◆ **Task details**
Count how many lines of the data include "Gender". The answer is that number and nothing else.

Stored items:
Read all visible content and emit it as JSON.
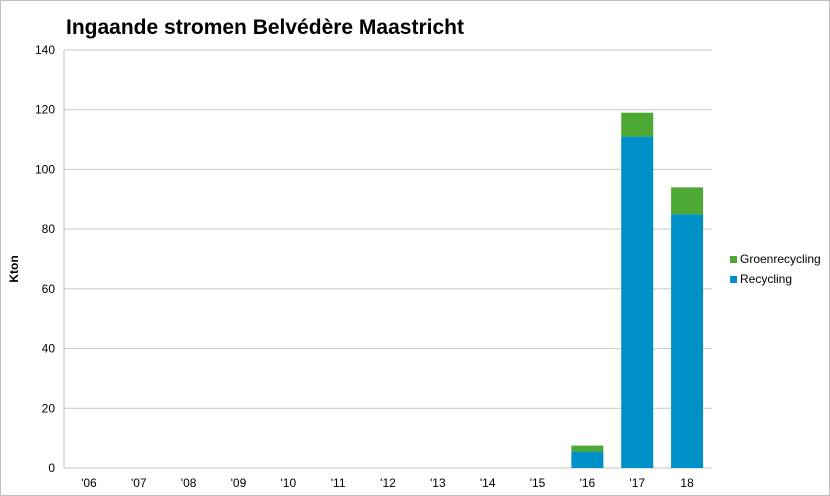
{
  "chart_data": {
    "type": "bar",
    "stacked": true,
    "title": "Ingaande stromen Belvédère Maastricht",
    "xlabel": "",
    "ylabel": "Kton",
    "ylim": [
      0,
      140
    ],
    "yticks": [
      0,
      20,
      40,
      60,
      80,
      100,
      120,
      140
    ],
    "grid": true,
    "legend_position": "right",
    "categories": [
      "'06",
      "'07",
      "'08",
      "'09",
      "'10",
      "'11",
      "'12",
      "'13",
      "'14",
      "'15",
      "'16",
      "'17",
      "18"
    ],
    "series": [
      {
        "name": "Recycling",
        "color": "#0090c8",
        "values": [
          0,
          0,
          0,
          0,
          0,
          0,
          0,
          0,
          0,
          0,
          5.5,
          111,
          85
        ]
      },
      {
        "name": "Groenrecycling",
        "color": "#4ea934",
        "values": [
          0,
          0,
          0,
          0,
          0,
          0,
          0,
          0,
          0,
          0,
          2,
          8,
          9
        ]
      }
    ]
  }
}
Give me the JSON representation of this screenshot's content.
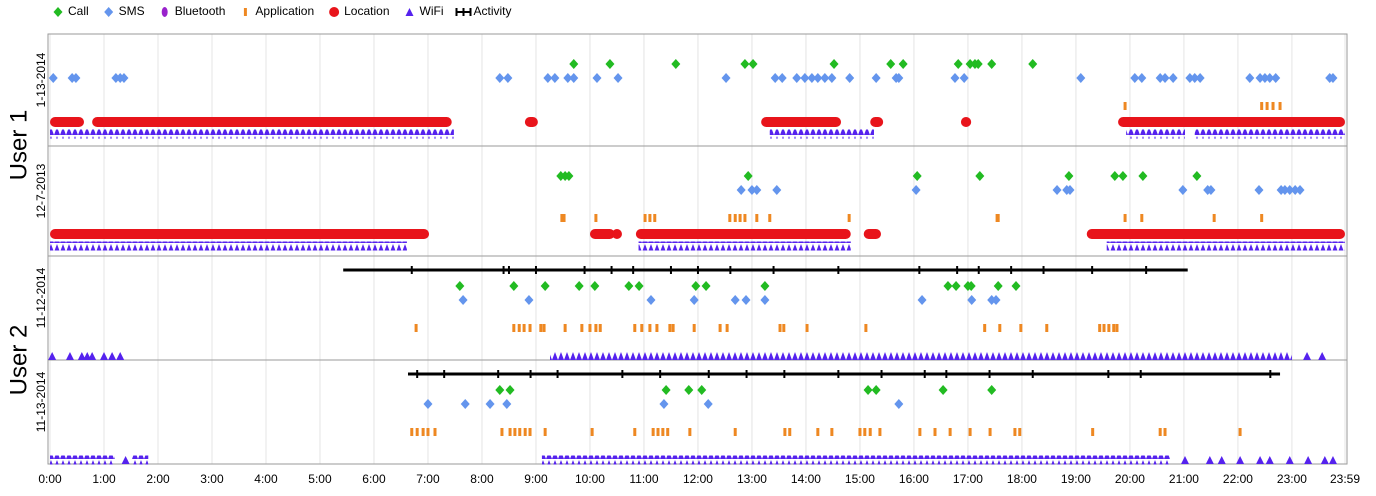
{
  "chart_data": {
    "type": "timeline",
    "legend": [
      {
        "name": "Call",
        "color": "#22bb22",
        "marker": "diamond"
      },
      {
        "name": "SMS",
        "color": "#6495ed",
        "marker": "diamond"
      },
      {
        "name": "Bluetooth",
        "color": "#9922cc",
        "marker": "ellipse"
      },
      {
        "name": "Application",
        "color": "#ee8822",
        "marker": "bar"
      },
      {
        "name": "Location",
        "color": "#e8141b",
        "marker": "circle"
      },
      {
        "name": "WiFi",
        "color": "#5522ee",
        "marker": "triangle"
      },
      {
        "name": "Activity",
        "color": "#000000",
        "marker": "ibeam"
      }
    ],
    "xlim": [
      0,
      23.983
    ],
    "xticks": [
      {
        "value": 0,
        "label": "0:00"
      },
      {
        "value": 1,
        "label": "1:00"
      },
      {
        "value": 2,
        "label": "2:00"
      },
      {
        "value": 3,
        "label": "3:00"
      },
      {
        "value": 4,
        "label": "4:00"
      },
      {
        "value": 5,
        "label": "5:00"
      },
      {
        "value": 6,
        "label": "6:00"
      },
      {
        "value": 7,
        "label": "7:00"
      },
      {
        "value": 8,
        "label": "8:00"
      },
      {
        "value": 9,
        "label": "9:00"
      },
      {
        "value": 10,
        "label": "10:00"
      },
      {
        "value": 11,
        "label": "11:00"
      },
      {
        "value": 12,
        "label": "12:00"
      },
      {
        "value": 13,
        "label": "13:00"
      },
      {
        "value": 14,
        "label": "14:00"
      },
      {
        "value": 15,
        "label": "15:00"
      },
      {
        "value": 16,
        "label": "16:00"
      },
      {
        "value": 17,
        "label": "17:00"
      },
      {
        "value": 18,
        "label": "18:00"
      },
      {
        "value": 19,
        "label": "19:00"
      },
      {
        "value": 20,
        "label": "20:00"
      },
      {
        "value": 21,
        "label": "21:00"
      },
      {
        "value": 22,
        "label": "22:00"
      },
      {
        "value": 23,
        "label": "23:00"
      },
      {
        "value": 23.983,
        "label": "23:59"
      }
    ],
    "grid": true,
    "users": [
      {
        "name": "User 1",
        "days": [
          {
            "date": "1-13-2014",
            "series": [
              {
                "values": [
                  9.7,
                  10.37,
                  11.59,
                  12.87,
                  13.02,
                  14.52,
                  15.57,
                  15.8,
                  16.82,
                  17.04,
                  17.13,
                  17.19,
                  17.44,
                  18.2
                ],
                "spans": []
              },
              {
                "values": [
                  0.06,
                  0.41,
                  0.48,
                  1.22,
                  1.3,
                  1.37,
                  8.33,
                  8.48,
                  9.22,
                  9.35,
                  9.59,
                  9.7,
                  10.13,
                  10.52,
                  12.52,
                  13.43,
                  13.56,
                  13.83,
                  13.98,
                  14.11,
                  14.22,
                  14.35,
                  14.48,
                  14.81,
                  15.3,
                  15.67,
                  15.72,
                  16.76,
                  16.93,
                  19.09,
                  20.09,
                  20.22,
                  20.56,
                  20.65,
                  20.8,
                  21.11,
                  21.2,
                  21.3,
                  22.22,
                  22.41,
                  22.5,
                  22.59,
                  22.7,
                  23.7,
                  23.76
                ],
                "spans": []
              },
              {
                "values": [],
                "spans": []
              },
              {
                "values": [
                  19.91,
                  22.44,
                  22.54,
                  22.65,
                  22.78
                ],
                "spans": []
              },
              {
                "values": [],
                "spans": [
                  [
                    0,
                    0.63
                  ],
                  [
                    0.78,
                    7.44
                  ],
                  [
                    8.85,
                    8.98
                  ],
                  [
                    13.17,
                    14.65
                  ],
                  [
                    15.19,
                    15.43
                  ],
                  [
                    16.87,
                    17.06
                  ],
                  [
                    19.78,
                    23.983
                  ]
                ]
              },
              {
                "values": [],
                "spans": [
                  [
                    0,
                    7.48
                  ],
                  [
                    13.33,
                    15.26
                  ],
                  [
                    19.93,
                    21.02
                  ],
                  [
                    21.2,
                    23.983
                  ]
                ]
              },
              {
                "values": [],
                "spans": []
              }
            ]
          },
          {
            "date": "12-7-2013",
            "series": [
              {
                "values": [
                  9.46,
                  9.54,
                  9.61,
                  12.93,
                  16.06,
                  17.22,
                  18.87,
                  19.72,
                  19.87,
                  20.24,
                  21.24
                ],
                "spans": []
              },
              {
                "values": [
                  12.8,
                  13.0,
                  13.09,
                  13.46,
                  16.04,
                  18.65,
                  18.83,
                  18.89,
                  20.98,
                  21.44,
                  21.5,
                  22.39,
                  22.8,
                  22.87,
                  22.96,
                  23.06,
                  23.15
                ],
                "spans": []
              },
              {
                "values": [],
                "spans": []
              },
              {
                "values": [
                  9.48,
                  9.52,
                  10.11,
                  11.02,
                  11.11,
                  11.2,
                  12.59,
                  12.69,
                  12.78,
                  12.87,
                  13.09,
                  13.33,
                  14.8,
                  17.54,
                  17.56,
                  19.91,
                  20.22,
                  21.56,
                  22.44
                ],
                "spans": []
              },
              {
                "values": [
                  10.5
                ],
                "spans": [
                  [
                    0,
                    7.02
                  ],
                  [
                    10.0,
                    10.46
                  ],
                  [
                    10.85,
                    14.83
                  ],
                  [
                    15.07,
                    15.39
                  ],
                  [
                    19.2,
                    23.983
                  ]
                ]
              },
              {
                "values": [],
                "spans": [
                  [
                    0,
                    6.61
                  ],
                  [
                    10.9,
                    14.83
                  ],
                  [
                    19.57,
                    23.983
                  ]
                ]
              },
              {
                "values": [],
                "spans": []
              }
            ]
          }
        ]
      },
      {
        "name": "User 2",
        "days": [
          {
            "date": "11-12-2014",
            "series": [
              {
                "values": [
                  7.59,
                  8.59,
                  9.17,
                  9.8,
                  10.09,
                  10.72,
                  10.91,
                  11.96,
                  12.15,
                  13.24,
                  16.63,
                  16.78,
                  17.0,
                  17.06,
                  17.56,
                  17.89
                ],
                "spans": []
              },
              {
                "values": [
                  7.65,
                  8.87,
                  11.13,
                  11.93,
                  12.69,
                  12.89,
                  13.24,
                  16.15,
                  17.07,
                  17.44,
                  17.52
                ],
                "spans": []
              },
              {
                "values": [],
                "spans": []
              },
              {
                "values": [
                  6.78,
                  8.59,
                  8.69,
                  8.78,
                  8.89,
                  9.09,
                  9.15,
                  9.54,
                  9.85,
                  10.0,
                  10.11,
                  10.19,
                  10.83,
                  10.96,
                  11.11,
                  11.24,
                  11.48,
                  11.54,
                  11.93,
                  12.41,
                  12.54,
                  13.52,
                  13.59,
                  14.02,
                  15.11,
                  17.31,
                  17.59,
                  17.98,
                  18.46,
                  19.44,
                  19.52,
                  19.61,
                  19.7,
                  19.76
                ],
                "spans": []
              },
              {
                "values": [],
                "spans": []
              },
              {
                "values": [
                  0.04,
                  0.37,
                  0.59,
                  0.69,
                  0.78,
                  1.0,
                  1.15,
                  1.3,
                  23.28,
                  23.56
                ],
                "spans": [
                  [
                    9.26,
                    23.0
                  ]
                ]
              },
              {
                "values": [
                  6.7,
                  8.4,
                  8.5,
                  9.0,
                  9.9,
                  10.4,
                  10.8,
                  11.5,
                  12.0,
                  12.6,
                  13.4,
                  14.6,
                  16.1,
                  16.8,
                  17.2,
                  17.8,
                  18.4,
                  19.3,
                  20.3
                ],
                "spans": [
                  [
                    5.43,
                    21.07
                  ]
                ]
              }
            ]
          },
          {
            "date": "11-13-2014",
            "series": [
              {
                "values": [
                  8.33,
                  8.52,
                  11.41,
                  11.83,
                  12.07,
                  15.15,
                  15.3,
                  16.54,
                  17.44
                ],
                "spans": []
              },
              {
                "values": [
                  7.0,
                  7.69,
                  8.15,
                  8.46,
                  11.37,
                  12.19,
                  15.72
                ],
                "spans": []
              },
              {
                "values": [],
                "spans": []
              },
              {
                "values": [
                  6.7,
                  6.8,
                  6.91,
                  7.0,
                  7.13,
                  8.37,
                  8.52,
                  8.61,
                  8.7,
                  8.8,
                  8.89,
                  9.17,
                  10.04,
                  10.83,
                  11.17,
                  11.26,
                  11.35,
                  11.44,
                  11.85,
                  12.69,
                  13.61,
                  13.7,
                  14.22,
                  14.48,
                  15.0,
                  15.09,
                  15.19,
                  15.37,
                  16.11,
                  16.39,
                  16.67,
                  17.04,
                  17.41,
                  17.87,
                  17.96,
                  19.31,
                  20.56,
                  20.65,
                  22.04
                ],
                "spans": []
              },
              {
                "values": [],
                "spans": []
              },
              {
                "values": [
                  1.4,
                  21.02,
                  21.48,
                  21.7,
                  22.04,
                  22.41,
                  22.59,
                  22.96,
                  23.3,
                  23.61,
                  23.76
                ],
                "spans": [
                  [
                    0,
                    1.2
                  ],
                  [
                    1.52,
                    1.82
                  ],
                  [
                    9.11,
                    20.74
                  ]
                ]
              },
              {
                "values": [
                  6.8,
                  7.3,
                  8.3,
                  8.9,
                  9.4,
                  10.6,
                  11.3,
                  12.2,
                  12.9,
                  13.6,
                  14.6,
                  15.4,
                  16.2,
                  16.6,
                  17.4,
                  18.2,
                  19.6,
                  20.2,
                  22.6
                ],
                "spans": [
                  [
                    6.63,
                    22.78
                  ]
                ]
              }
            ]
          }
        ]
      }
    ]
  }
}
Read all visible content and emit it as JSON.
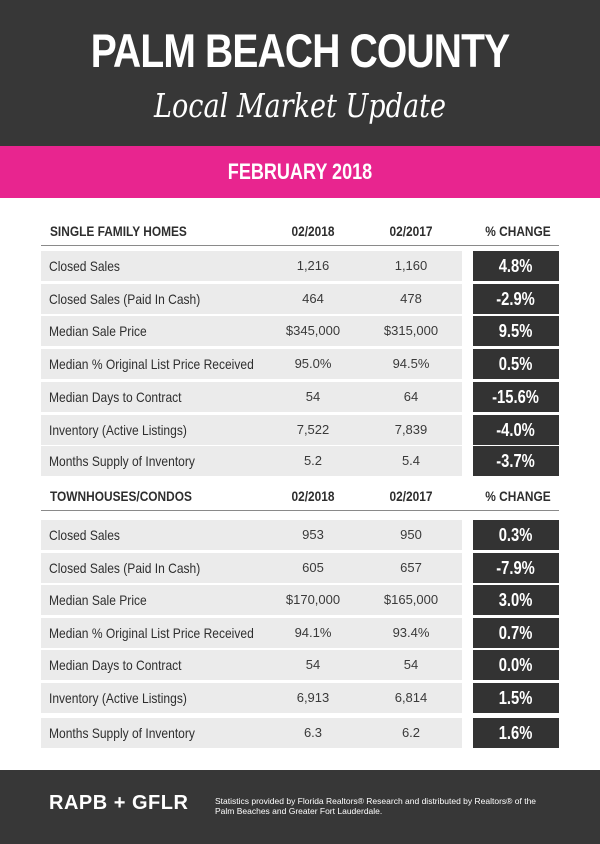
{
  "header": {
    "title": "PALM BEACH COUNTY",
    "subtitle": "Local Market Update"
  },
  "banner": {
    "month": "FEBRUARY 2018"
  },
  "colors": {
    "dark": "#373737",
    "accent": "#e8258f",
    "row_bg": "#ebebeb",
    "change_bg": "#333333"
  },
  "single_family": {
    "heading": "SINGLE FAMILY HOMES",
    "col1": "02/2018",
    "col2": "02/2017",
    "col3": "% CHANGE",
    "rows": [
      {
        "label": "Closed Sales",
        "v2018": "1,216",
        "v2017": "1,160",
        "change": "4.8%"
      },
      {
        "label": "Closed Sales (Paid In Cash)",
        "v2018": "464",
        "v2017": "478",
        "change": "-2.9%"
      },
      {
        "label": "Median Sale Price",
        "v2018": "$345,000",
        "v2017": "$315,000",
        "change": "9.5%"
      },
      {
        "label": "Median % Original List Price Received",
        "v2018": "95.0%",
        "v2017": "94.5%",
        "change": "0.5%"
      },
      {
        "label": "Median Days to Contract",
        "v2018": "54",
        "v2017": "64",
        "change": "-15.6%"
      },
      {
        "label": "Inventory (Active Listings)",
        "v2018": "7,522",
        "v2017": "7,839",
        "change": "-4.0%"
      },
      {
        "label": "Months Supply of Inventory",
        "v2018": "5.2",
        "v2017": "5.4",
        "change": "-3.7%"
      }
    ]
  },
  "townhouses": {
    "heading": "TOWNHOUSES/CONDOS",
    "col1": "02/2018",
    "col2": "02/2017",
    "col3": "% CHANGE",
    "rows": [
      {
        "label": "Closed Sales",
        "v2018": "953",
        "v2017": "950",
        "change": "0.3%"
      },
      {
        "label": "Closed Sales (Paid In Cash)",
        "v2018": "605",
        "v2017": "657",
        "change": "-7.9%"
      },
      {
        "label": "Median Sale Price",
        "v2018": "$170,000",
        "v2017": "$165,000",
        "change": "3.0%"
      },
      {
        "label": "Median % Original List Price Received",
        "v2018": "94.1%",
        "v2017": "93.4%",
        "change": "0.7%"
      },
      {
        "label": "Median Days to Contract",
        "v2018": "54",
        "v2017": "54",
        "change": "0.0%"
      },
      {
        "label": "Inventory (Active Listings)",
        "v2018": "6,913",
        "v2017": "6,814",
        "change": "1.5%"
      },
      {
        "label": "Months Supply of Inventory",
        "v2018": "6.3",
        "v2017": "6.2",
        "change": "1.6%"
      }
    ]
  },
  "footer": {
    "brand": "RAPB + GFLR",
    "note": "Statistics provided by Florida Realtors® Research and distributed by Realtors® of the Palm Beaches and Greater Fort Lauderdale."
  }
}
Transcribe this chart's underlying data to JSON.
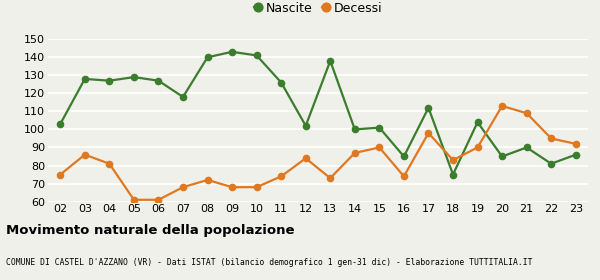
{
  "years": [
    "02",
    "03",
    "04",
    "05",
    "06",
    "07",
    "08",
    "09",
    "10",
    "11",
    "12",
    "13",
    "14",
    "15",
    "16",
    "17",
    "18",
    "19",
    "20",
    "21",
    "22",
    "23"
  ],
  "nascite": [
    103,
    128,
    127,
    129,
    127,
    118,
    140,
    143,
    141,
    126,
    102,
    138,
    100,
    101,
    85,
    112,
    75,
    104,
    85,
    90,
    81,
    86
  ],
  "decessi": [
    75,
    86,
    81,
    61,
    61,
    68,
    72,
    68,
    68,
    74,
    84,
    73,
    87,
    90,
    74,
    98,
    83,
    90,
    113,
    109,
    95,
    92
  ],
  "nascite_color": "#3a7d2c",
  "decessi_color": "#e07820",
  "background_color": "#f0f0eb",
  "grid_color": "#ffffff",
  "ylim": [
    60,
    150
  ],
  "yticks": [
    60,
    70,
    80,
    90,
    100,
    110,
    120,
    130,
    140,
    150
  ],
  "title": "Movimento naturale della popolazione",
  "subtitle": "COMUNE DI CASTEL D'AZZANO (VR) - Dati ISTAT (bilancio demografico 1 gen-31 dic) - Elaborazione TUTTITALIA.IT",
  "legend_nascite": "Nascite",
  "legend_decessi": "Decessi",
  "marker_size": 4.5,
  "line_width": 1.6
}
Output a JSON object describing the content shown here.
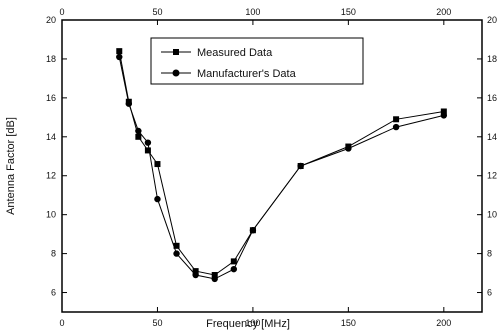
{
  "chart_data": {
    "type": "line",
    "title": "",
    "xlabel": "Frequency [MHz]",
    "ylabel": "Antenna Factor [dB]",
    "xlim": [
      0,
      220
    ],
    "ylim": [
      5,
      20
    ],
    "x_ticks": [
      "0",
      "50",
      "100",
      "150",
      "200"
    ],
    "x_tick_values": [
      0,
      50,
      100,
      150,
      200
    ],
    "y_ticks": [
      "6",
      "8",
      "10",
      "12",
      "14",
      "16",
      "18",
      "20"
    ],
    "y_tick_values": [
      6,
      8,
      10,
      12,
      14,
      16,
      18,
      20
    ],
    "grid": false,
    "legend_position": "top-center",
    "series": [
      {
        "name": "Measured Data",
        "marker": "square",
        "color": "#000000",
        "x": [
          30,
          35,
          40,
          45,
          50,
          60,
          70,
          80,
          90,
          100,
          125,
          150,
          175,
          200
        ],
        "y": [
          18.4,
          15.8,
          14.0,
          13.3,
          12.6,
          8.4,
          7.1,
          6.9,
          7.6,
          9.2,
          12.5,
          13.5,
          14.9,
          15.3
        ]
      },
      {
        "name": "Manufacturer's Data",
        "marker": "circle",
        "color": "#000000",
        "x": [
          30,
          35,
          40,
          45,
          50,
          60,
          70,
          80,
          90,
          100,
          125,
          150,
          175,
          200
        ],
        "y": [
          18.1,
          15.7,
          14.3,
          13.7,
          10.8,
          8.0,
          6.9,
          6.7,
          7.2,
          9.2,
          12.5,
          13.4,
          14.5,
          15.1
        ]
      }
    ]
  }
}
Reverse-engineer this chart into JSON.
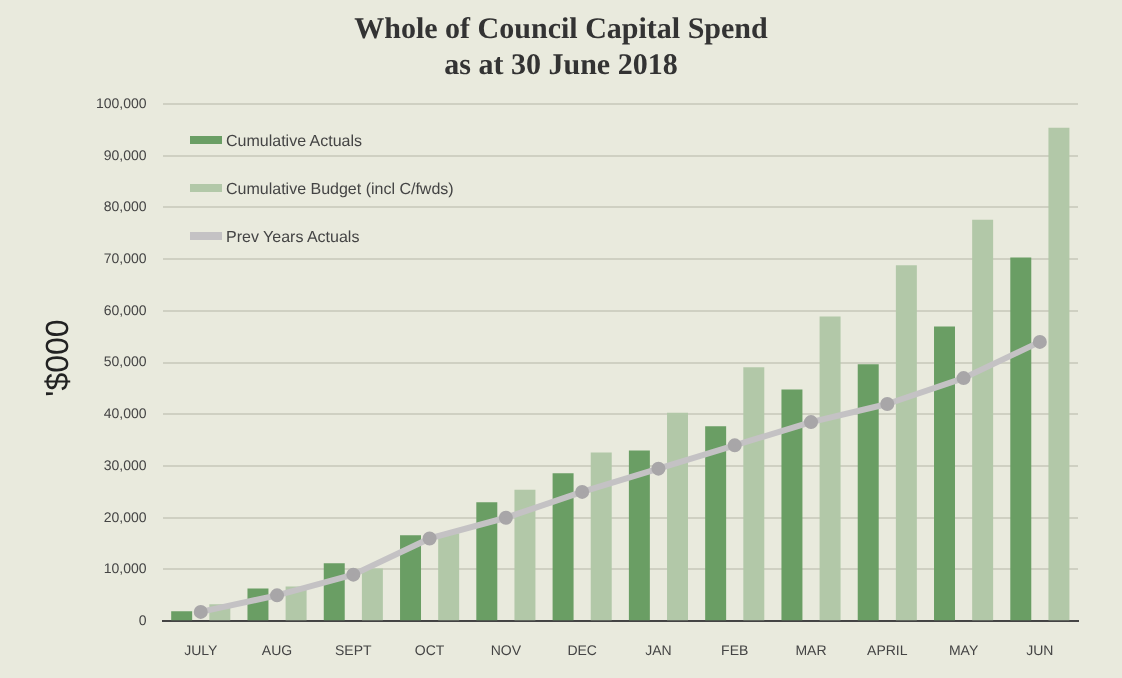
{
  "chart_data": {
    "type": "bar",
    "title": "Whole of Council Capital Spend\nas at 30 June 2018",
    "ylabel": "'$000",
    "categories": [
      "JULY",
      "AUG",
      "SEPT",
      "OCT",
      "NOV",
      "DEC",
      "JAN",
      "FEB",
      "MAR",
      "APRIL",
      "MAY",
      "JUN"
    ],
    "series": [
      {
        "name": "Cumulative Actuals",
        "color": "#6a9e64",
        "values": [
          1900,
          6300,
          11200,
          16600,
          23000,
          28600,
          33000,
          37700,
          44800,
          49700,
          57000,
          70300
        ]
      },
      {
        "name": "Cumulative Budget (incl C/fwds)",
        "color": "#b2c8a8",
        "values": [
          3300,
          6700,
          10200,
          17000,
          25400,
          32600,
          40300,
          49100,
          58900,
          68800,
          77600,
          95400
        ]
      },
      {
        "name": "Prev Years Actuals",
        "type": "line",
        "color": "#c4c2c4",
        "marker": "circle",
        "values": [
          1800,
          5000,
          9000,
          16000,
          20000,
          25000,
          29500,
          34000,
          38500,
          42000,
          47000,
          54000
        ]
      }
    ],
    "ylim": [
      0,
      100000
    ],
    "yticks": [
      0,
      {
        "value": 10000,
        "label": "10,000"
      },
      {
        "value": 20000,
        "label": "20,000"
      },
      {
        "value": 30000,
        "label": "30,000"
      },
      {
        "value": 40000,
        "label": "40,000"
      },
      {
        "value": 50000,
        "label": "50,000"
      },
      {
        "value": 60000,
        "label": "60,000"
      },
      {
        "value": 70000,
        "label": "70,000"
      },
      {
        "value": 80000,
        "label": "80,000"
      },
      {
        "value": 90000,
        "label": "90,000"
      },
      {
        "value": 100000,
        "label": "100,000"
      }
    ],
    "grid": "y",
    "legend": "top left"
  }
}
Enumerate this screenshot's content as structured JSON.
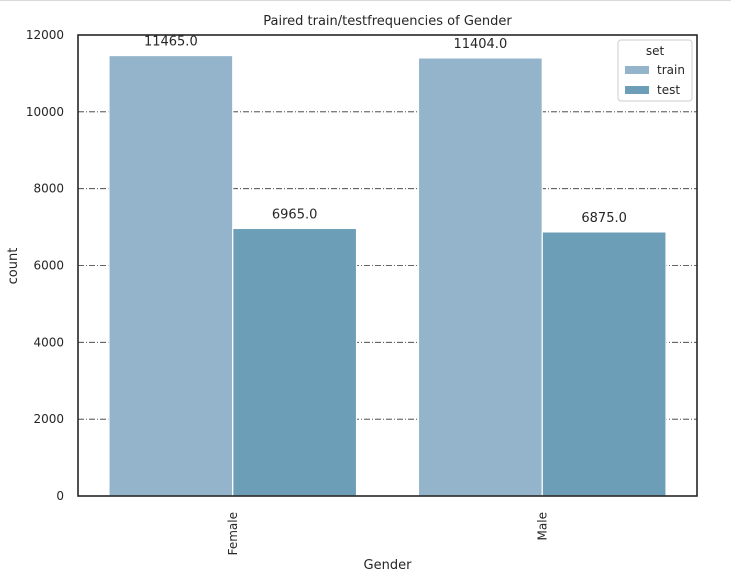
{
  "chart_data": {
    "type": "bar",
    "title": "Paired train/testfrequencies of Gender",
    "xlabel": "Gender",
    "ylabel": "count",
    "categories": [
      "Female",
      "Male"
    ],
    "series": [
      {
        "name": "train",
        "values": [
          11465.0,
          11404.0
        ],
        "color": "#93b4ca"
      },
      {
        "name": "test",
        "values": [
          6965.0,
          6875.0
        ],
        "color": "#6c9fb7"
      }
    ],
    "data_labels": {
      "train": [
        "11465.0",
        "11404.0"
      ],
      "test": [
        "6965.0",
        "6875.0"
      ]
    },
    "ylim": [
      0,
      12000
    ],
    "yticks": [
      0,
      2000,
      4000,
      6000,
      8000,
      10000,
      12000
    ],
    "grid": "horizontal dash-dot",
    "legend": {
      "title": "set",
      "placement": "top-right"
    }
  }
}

◆ **Output for this exercise**
2